» **PROBLEM DETAILS**
Below are records to be output exactly, every one of them.

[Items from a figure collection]
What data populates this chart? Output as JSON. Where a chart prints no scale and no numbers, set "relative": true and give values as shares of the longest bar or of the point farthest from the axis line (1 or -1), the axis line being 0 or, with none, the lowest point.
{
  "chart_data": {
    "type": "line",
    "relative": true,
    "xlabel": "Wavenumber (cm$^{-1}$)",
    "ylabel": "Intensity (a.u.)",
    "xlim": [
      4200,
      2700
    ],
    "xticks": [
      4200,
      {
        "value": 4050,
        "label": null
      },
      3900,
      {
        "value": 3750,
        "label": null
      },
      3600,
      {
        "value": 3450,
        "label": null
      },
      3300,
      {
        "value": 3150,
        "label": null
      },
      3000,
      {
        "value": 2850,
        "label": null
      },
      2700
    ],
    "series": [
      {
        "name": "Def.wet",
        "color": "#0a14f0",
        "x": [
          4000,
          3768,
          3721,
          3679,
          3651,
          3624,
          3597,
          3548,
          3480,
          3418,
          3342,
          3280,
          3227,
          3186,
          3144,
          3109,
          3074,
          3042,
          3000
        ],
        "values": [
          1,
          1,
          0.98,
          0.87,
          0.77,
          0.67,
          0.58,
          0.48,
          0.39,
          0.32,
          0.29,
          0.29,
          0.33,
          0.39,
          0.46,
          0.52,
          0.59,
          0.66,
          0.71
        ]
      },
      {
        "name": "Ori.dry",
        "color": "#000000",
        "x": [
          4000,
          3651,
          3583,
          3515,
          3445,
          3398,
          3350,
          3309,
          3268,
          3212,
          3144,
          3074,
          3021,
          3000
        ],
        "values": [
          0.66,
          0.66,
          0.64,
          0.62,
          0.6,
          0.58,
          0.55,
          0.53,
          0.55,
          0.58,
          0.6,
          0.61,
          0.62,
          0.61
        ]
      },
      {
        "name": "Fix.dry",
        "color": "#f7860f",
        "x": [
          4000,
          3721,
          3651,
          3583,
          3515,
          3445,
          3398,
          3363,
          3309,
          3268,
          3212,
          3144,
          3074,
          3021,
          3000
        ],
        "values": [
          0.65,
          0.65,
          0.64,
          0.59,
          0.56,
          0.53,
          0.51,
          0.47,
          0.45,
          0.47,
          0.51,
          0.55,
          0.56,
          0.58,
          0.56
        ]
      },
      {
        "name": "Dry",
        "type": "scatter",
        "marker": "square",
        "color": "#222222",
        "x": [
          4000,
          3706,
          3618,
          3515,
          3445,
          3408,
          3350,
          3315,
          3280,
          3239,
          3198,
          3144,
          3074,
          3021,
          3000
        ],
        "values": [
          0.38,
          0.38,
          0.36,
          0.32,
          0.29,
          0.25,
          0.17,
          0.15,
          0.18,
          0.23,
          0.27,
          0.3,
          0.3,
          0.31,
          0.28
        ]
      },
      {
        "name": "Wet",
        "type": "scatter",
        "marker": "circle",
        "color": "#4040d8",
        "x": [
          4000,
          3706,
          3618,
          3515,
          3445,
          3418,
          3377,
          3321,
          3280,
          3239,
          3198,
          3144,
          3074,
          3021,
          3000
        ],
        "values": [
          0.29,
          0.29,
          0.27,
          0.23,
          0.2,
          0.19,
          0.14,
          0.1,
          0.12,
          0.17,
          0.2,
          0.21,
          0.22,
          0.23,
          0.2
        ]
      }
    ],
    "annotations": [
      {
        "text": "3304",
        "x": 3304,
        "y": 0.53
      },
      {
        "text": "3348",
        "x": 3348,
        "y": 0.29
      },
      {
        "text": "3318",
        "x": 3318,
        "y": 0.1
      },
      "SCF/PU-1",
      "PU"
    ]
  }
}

» **WORKED SOLUTION**
What data populates this chart? Output as JSON. Where a chart prints no scale and no numbers, set "relative": true and give values as shares of the longest bar or of the point farthest from the axis line (1 or -1), the axis line being 0 or, with none, the lowest point.
{
  "chart_data": {
    "type": "line",
    "relative": true,
    "xlabel": "Wavenumber (cm$^{-1}$)",
    "ylabel": "Intensity (a.u.)",
    "xlim": [
      4200,
      2700
    ],
    "xticks": [
      4200,
      {
        "value": 4050,
        "label": null
      },
      3900,
      {
        "value": 3750,
        "label": null
      },
      3600,
      {
        "value": 3450,
        "label": null
      },
      3300,
      {
        "value": 3150,
        "label": null
      },
      3000,
      {
        "value": 2850,
        "label": null
      },
      2700
    ],
    "series": [
      {
        "name": "Def.wet",
        "color": "#0a14f0",
        "x": [
          4000,
          3768,
          3721,
          3679,
          3651,
          3624,
          3597,
          3548,
          3480,
          3418,
          3342,
          3280,
          3227,
          3186,
          3144,
          3109,
          3074,
          3042,
          3000
        ],
        "values": [
          1,
          1,
          0.98,
          0.87,
          0.77,
          0.67,
          0.58,
          0.48,
          0.39,
          0.32,
          0.29,
          0.29,
          0.33,
          0.39,
          0.46,
          0.52,
          0.59,
          0.66,
          0.71
        ]
      },
      {
        "name": "Ori.dry",
        "color": "#000000",
        "x": [
          4000,
          3651,
          3583,
          3515,
          3445,
          3398,
          3350,
          3309,
          3268,
          3212,
          3144,
          3074,
          3021,
          3000
        ],
        "values": [
          0.66,
          0.66,
          0.64,
          0.62,
          0.6,
          0.58,
          0.55,
          0.53,
          0.55,
          0.58,
          0.6,
          0.61,
          0.62,
          0.61
        ]
      },
      {
        "name": "Fix.dry",
        "color": "#f7860f",
        "x": [
          4000,
          3721,
          3651,
          3583,
          3515,
          3445,
          3398,
          3363,
          3309,
          3268,
          3212,
          3144,
          3074,
          3021,
          3000
        ],
        "values": [
          0.65,
          0.65,
          0.64,
          0.59,
          0.56,
          0.53,
          0.51,
          0.47,
          0.45,
          0.47,
          0.51,
          0.55,
          0.56,
          0.58,
          0.56
        ]
      },
      {
        "name": "Dry",
        "type": "scatter",
        "marker": "square",
        "color": "#222222",
        "x": [
          4000,
          3706,
          3618,
          3515,
          3445,
          3408,
          3350,
          3315,
          3280,
          3239,
          3198,
          3144,
          3074,
          3021,
          3000
        ],
        "values": [
          0.38,
          0.38,
          0.36,
          0.32,
          0.29,
          0.25,
          0.17,
          0.15,
          0.18,
          0.23,
          0.27,
          0.3,
          0.3,
          0.31,
          0.28
        ]
      },
      {
        "name": "Wet",
        "type": "scatter",
        "marker": "circle",
        "color": "#4040d8",
        "x": [
          4000,
          3706,
          3618,
          3515,
          3445,
          3418,
          3377,
          3321,
          3280,
          3239,
          3198,
          3144,
          3074,
          3021,
          3000
        ],
        "values": [
          0.29,
          0.29,
          0.27,
          0.23,
          0.2,
          0.19,
          0.14,
          0.1,
          0.12,
          0.17,
          0.2,
          0.21,
          0.22,
          0.23,
          0.2
        ]
      }
    ],
    "annotations": [
      {
        "text": "3304",
        "x": 3304,
        "y": 0.53
      },
      {
        "text": "3348",
        "x": 3348,
        "y": 0.29
      },
      {
        "text": "3318",
        "x": 3318,
        "y": 0.1
      },
      "SCF/PU-1",
      "PU"
    ]
  }
}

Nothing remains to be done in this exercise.